FRAGMENTO DEL DOCUMENTO ▸
La reconstrucción del parlamento podía sugerir un coloquio entre maniquíes o de espantapájaros, pero nada de eso. La luz baja sobre esos soportes antropomorfos de lana negra, de perfil bajísimo tras el lujo de los ponchos –lujo de diseño pero también de símbolos–, no sugiere la cita fashion de una derrota sino la de una conspiración, como la de 1874, en que Namuncurá, Pincén, Baigorrita y Juan José Catriel armaron “el malón grande”.
“Pensé: ¿hacemos una carpa o un toldo? No. Eso es un cacherío. Patricio López Méndez respetó exactamente el diseño de Tato Benedit”, Claudia Caraballo siente que eligió bien.
Es una pegada que a la primera sala la abra un piquete arty de mujeres con lloven ngutroe y tupu (imposible tentar un artículo determinante o indeterminante). Prefiero el que la ficha detalla como “lloven ngutroe: tocado de lana de oveja tejida y bordada, recubierta parcialmente por cupulitas de plata cosidas de factura mapuche; tupu: aguja de plata con disco de círculos concéntricos y centro floral de ocho pétalos”. Le hubiera quedado bien a Victoria Ocampo, que tenía algún rasgo de su antepasada, la india Agueda. Y hubiera matado de envidia a Coco Chanel.
LAS PISTAS DE LOS CACIQUES
Sobre la mesa de mármol grande como una pista, Claudia Caraballo manipula los dos libracos lujosos en donde ha sugerido, coordinado, propuesto, reclamado con esa obsesión de los fanáticos benignos que se disgusta por una mínima manchita y entonces hay que organizar una comisión para convencerlos de que es una cosa de nada, que el resto es monumental. Señala las fotografías y va contando los indicios.
–Yo descubrí que en la platería pampa, sobre todo en la parte del sur del río Colorado, en cosas de mapuches, tehuelches y pehuenches, la presencia del triángulos y la semiesfera repujada. Entonces lo llamé a Aldunate (Carlos Aldunate del Solar, director del Museo Chileno de Arte Precolombino) y le dije: “Carlos, yo necesito entender el kultrum” (el instrumento de percusión mapuche). Entonces, divino, me indicó un artículo sobre el kultrum sin decir que era de él. El triángulo está muy presente porque la parte de arriba del kultrum se forma con cuatro triángulos. Yo no afirmo nunca nada: siempre digo “posiblemente”. Luego empecé a obsesionarme mirando las semiesferas repujadas. Diez días antes de cerrar este libro, me iluminé: ¡si es la parte convexa del kultrum! Acá adentro (señala la imagen de un tamborcito ritual) ellos ponían dos pepitas de oro, dos de plata, dos de trigo, dos de maíz –a mí me dijeron que eran dos, yo nunca abrí ninguno, por Dios que nunca lo hice–: eran signos para que no falte la comida, que no falte el dinero. La platería es muy abstracta, entonces representaron el kultrum en esta semiesfera. Yo digo posiblemente sea. ¿Ves en la agarradera de ese cuchillo los puntos del kultrum?

DATOS EXTRAÍDOS ▸

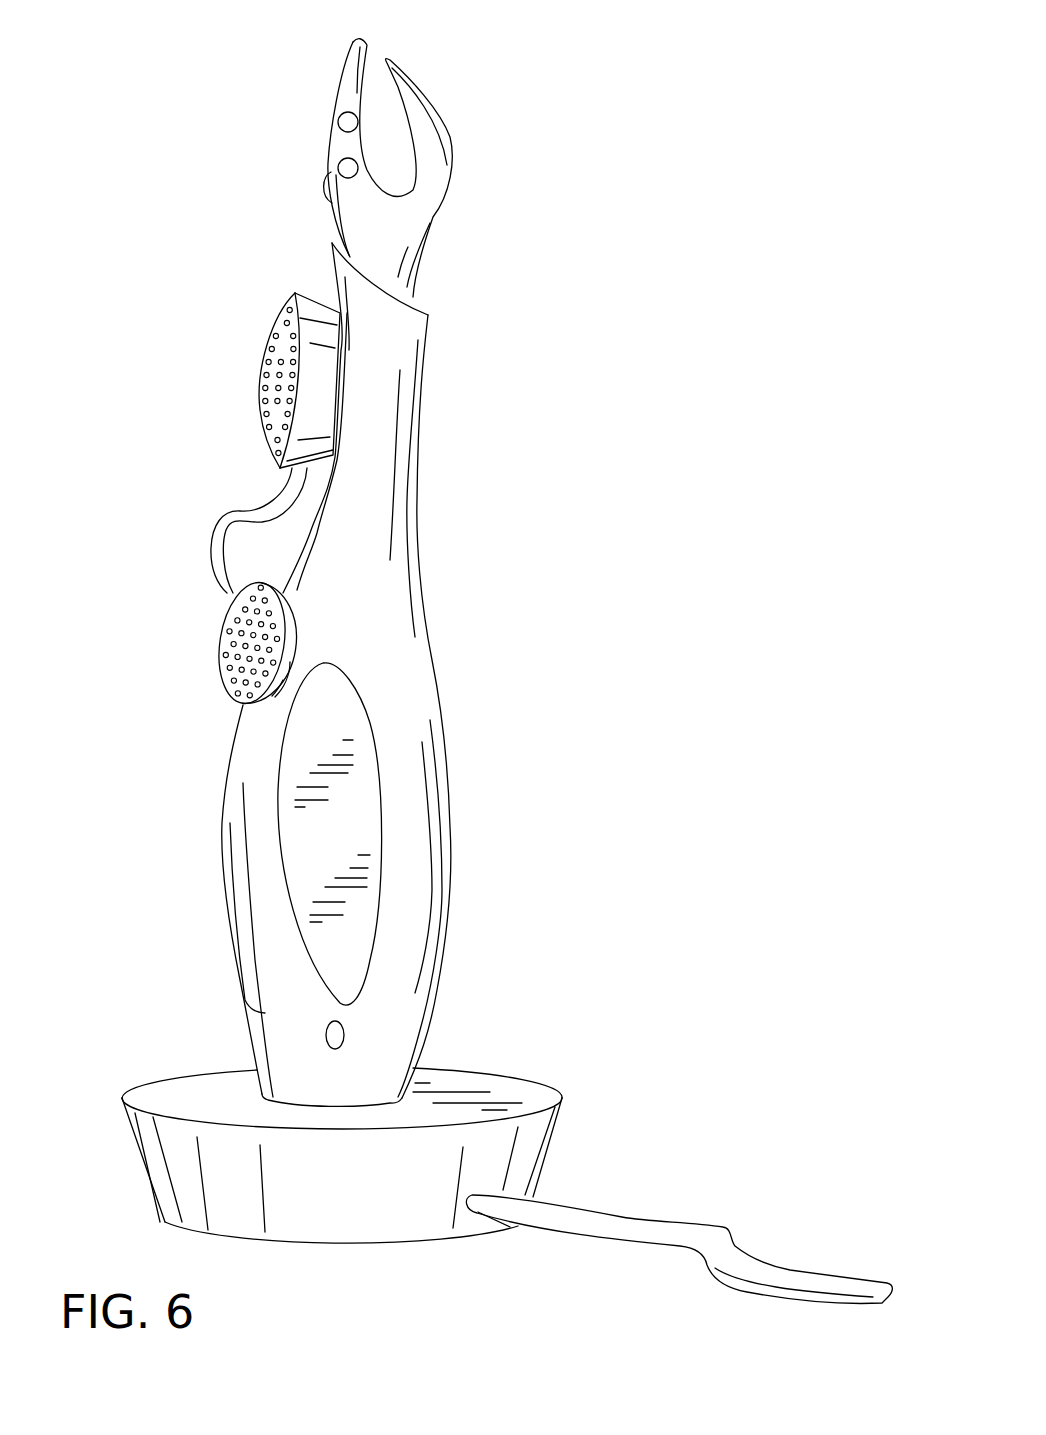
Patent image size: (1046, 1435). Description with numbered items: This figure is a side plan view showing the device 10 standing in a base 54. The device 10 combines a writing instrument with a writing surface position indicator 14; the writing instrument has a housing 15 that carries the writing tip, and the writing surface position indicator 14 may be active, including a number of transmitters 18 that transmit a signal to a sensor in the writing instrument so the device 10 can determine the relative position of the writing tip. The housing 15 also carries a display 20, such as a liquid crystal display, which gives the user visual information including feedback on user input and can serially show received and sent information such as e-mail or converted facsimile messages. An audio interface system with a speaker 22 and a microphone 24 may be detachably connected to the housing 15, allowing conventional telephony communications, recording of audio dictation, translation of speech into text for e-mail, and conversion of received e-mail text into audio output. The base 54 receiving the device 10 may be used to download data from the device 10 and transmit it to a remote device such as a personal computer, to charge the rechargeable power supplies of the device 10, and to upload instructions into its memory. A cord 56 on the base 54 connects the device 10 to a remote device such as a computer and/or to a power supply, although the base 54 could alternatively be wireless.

The device 10 is at (605, 180).
The writing surface position indicator 14 is at (430, 195).
The housing 15 is at (400, 490).
The transmitters 18 is at (326, 1043).
The display 20 is at (352, 843).
The speaker 22 is at (220, 625).
The microphone 24 is at (263, 350).
The base 54 is at (477, 1082).
The cord 56 is at (622, 1217).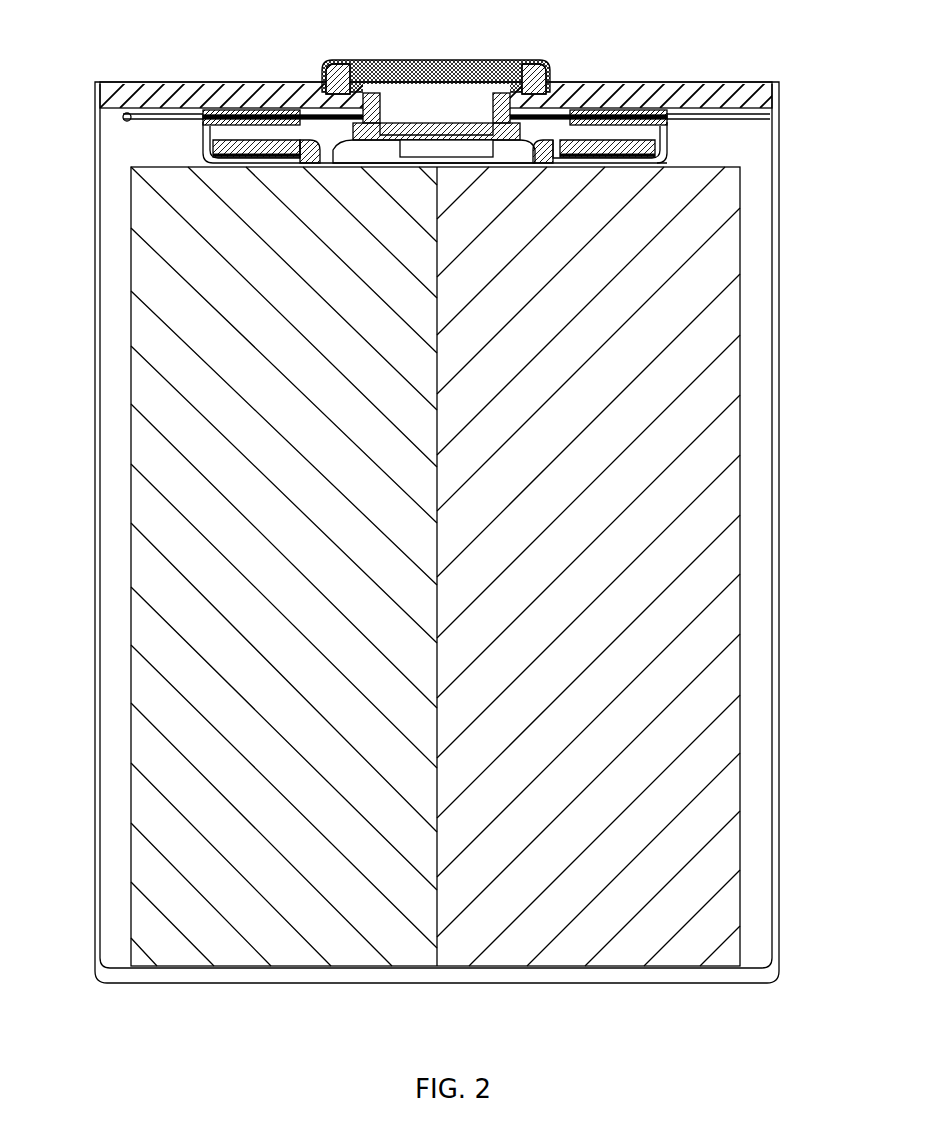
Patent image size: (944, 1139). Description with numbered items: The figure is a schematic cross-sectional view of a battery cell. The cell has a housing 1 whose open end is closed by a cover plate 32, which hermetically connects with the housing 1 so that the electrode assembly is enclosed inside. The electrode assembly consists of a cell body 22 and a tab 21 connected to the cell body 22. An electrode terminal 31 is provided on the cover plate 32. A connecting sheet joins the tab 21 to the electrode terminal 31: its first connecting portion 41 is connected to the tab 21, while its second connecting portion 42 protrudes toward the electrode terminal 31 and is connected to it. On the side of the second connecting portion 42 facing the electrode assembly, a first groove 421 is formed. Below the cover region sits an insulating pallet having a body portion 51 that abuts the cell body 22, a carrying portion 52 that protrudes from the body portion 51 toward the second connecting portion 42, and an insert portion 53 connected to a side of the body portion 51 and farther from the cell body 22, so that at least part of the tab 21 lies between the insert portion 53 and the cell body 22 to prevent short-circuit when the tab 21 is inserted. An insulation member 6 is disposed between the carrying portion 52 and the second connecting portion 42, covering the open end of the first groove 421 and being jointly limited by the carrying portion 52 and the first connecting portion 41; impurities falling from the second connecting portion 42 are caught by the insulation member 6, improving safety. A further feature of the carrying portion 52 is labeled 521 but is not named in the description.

The housing 1 is at (779, 528).
The tab 21 is at (198, 130).
The cell body 22 is at (725, 437).
The electrode terminal 31 is at (467, 130).
The cover plate 32 is at (646, 82).
The first connecting portion 41 is at (222, 117).
The second connecting portion 42 is at (400, 75).
The first groove 421 is at (417, 105).
The body portion 51 is at (333, 160).
The carrying portion 52 is at (440, 140).
The flange of rivet 521 is at (457, 160).
The insert portion 53 is at (263, 158).
The insulation member 6 is at (528, 80).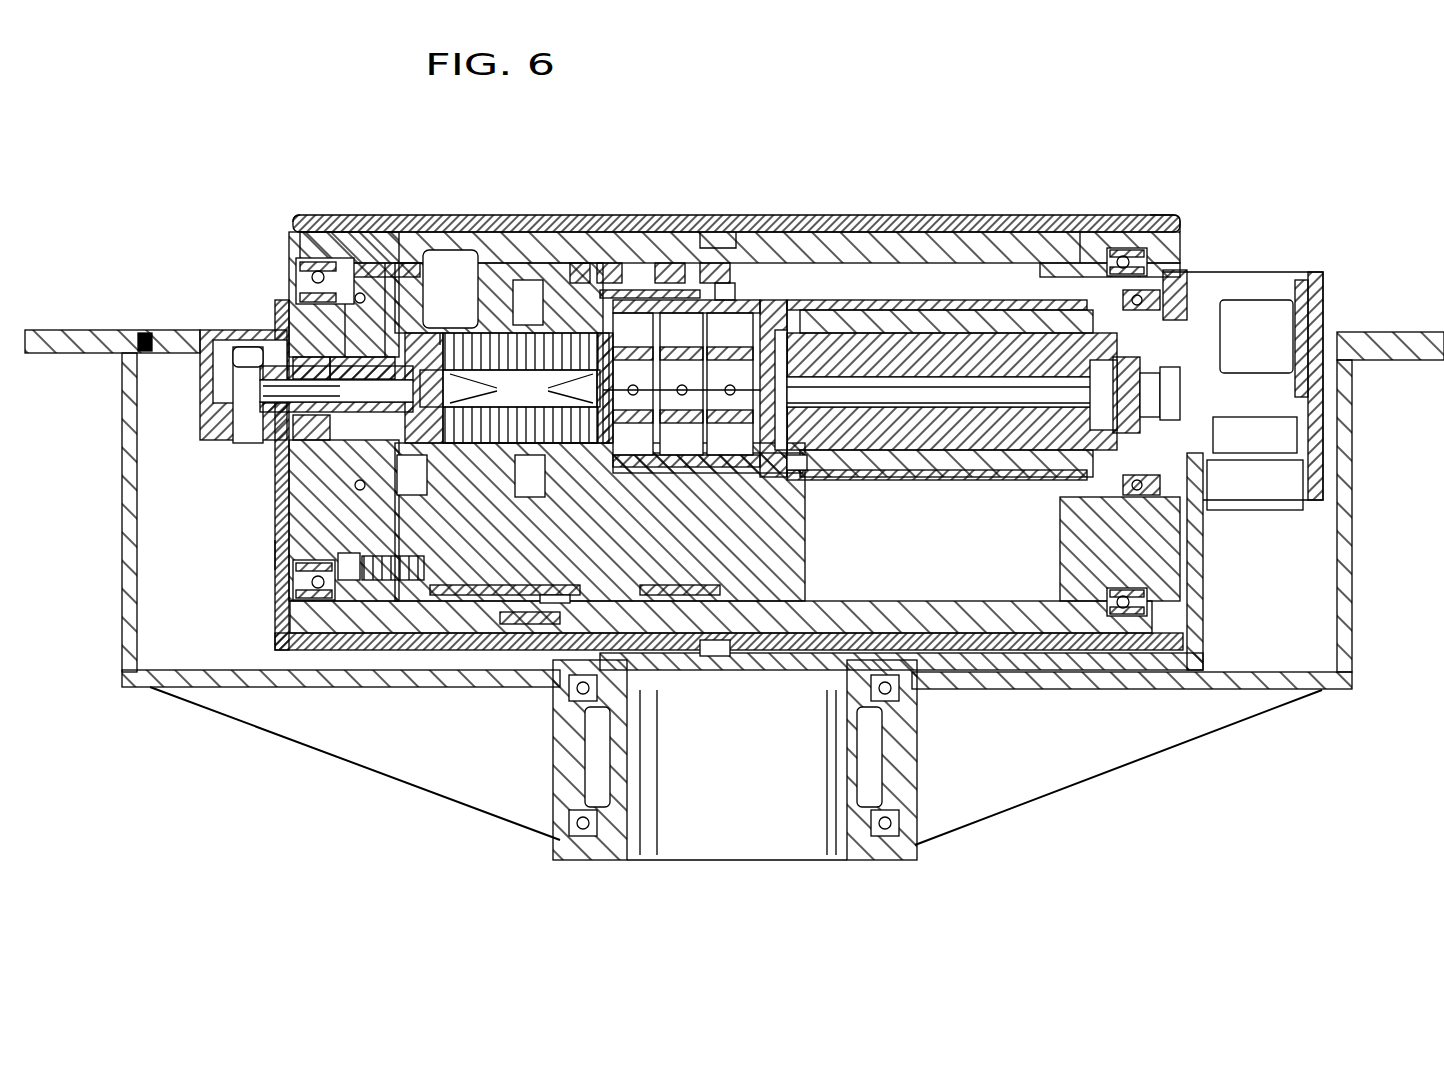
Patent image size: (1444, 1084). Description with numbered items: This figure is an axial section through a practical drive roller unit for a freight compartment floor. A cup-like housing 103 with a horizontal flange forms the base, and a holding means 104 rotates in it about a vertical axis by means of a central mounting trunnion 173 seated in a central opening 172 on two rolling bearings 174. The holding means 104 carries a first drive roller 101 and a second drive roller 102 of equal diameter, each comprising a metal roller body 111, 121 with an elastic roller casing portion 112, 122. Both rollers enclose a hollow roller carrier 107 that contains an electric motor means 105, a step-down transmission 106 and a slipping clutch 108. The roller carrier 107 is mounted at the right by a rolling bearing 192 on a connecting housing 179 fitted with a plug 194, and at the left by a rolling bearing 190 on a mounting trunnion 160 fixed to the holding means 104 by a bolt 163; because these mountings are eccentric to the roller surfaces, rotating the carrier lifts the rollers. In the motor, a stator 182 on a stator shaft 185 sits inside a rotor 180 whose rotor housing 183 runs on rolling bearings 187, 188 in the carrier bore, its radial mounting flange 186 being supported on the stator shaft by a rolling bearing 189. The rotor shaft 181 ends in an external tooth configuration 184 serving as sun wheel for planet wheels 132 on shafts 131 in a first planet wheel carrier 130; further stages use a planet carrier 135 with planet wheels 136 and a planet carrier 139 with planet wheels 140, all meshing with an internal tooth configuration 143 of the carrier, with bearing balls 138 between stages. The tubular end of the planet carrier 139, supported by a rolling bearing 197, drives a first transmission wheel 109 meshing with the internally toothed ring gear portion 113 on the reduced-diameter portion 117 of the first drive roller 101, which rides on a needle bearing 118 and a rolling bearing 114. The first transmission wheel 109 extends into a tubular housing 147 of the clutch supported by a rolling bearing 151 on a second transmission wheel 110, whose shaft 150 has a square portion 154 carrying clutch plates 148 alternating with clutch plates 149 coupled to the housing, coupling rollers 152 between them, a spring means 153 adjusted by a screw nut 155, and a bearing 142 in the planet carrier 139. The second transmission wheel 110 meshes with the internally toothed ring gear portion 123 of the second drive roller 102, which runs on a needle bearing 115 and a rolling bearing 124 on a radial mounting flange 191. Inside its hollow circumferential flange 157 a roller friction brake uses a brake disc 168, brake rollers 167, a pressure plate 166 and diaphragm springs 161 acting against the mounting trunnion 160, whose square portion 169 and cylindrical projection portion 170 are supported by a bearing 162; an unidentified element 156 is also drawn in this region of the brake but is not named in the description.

The first drive roller 101 is at (1175, 212).
The second drive roller 102 is at (305, 212).
The housing 103 is at (158, 688).
The holding means 104 is at (272, 636).
The electric motor means 105 is at (947, 325).
The step-down transmission 106 is at (733, 278).
The roller carrier 107 is at (995, 262).
The slipping clutch 108 is at (502, 600).
The first transmission wheel 109 is at (540, 330).
The second transmission wheel 110 is at (366, 262).
The roller body 111 is at (1082, 245).
The roller casing portion 112 is at (1130, 240).
The internally toothed ring gear portion 113 is at (527, 212).
The rolling bearing 114 is at (1160, 262).
The needle bearing 115 is at (640, 265).
The reduced-diameter portion 117 is at (548, 632).
The needle bearing 118 is at (648, 262).
The roller body 121 is at (288, 262).
The roller casing portion 122 is at (293, 235).
The internally toothed ring gear portion 123 is at (372, 622).
The rolling bearing 124 is at (300, 270).
The first planet wheel carrier 130 is at (760, 470).
The shafts 131 is at (768, 300).
The planet wheels 132 is at (708, 262).
The planet carrier 135 is at (726, 470).
The planet wheels 136 is at (668, 262).
The bearing ball 138 is at (800, 470).
The planet carrier 139 is at (668, 475).
The planet wheels 140 is at (612, 262).
The bearing 142 is at (600, 522).
The internal tooth configuration 143 is at (704, 560).
The tubular housing 147 is at (483, 288).
The clutch plates 148 is at (478, 330).
The clutch plates 149 is at (507, 458).
The shaft 150 is at (514, 475).
The rolling bearing 151 is at (386, 262).
The coupling rollers 152 is at (500, 330).
The spring means 153 is at (430, 448).
The square portion 154 is at (510, 390).
The screw nut 155 is at (413, 262).
The end plate 156 is at (345, 262).
The hollow circumferential flange 157 is at (290, 335).
The mounting trunnion 160 is at (215, 395).
The diaphragm springs 161 is at (290, 470).
The bearing 162 is at (344, 520).
The bolt 163 is at (215, 345).
The pressure plate 166 is at (300, 490).
The brake rollers 167 is at (300, 515).
The brake disc 168 is at (296, 330).
The square portion 169 is at (240, 420).
The cylindrical projection portion 170 is at (450, 345).
The central opening 172 is at (880, 778).
The mounting trunnion 173 is at (617, 855).
The rolling bearings 174 is at (577, 835).
The connecting housing 179 is at (1255, 272).
The rotor 180 is at (853, 333).
The rotor shaft 181 is at (790, 480).
The stator 182 is at (880, 455).
The rotor housing 183 is at (897, 300).
The external tooth configuration 184 is at (952, 392).
The stator shaft 185 is at (925, 412).
The radial mounting flange 186 is at (780, 300).
The rolling bearing 187 is at (787, 330).
The rolling bearing 188 is at (1028, 290).
The rolling bearing 189 is at (838, 468).
The rolling bearing 190 is at (232, 340).
The radial mounting flange 191 is at (250, 557).
The rolling bearing 192 is at (1150, 320).
The plug 194 is at (1303, 510).
The rolling bearing 197 is at (582, 262).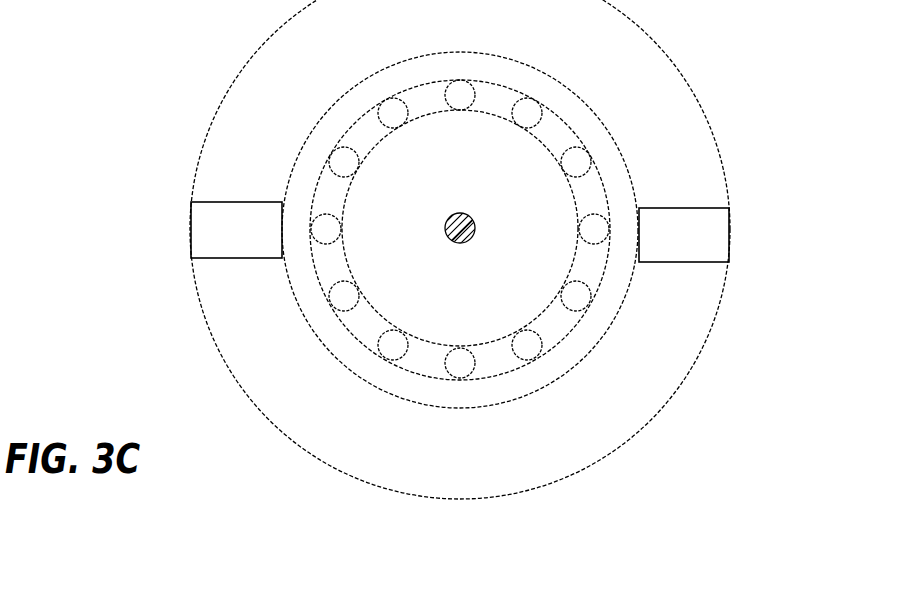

EJERCICIO ESCRITO 1 ▸ Actualiza el texto sobre la platería mapuche desde "Es una pegada" hasta "a Coco Chanel.", sustituyendo "Coco Chanel" por "Madeleine Vionnet".
EJERCICIO ESCRITO 2 ▸ Escribe la continuación del texto sobre la platería mapuche a partir de su última oración.
No hace falta consultar el material.

RESPUESTA A LA TAREA 1 ▸
Es una pegada que a la primera sala la abra un piquete arty de mujeres con lloven ngutroe y tupu (imposible tentar un artículo determinante o indeterminante). Prefiero el que la ficha detalla como “lloven ngutroe: tocado de lana de oveja tejida y bordada, recubierta parcialmente por cupulitas de plata cosidas de factura mapuche; tupu: aguja de plata con disco de círculos concéntricos y centro floral de ocho pétalos”. Le hubiera quedado bien a Victoria Ocampo, que tenía algún rasgo de su antepasada, la india Agueda. Y hubiera matado de envidia a Madeleine Vionnet.

RESPUESTA A LA TAREA 2 ▸
No, no los miro, me obsesiona la pava de plata batida y burilada (en la muestra y en el libro), tan de entrecasa y de almacén de ramos generales, apenas arañada y con el asa y la perilla de una madera que parece no haber sido sobada hace mucho.
–¿Esta pava? La compré en Saráchaga por cien dólares. Fui con mi marido y dije ¡esto es pehuenche! En todo el borde hay un pequeño puntilleo, ¿ves? No bien tuve mis primeras piezas empecé a hacer comparaciones. Hasta les pedí a mis amigos que me prestasen las suyas para poder estudiar. Todos dicen: “Esta es la colección de Claudia”. ¡No! Tengo amigos sumamente generosos porque me han dejado las piezas por un largo tiempo.
Lo que hacés es empírico. Y por ahora no tenés quién te refute.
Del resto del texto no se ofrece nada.